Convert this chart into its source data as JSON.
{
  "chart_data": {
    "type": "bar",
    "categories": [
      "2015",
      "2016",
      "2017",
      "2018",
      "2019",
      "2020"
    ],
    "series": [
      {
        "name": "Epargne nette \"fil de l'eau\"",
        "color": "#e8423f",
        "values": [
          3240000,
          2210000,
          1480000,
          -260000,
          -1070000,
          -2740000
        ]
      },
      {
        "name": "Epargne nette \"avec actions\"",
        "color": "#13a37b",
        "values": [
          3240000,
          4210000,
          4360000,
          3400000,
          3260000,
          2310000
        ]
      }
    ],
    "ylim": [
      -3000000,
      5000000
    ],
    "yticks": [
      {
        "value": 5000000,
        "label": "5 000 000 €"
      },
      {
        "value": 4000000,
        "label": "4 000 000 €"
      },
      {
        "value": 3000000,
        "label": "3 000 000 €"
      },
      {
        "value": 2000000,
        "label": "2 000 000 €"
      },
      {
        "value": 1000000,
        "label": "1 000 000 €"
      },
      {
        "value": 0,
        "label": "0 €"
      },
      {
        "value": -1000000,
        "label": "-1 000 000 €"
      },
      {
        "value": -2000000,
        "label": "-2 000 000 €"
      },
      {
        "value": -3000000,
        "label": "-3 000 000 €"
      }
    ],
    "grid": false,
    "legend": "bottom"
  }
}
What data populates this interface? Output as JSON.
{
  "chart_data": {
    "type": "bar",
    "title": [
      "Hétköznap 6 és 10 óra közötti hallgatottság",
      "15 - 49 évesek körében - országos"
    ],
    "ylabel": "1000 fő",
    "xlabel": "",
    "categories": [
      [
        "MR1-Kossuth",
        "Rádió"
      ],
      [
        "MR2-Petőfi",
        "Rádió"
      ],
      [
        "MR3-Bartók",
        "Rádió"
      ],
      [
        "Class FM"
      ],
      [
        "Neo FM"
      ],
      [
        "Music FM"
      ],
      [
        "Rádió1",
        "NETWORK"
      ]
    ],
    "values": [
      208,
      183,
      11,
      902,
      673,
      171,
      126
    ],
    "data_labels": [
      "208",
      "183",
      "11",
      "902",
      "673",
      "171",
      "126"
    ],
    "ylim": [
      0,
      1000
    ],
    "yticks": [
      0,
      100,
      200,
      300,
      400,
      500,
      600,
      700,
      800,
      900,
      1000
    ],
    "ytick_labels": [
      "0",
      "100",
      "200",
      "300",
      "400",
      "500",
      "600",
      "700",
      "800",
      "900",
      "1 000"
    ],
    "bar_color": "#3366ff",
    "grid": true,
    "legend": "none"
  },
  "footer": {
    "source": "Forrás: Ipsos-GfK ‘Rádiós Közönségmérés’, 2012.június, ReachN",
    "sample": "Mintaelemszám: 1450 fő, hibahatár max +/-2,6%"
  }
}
····················
*Objective*
Copy out exactly the lines from the line with "What data populates" to the end of the listing, including both of those lines, and give nothing else.

*Solution to this problem*
What data populates this interface? Output as JSON.
{
  "chart_data": {
    "type": "bar",
    "title": [
      "Hétköznap 6 és 10 óra közötti hallgatottság",
      "15 - 49 évesek körében - országos"
    ],
    "ylabel": "1000 fő",
    "xlabel": "",
    "categories": [
      [
        "MR1-Kossuth",
        "Rádió"
      ],
      [
        "MR2-Petőfi",
        "Rádió"
      ],
      [
        "MR3-Bartók",
        "Rádió"
      ],
      [
        "Class FM"
      ],
      [
        "Neo FM"
      ],
      [
        "Music FM"
      ],
      [
        "Rádió1",
        "NETWORK"
      ]
    ],
    "values": [
      208,
      183,
      11,
      902,
      673,
      171,
      126
    ],
    "data_labels": [
      "208",
      "183",
      "11",
      "902",
      "673",
      "171",
      "126"
    ],
    "ylim": [
      0,
      1000
    ],
    "yticks": [
      0,
      100,
      200,
      300,
      400,
      500,
      600,
      700,
      800,
      900,
      1000
    ],
    "ytick_labels": [
      "0",
      "100",
      "200",
      "300",
      "400",
      "500",
      "600",
      "700",
      "800",
      "900",
      "1 000"
    ],
    "bar_color": "#3366ff",
    "grid": true,
    "legend": "none"
  },
  "footer": {
    "source": "Forrás: Ipsos-GfK ‘Rádiós Közönségmérés’, 2012.június, ReachN",
    "sample": "Mintaelemszám: 1450 fő, hibahatár max +/-2,6%"
  }
}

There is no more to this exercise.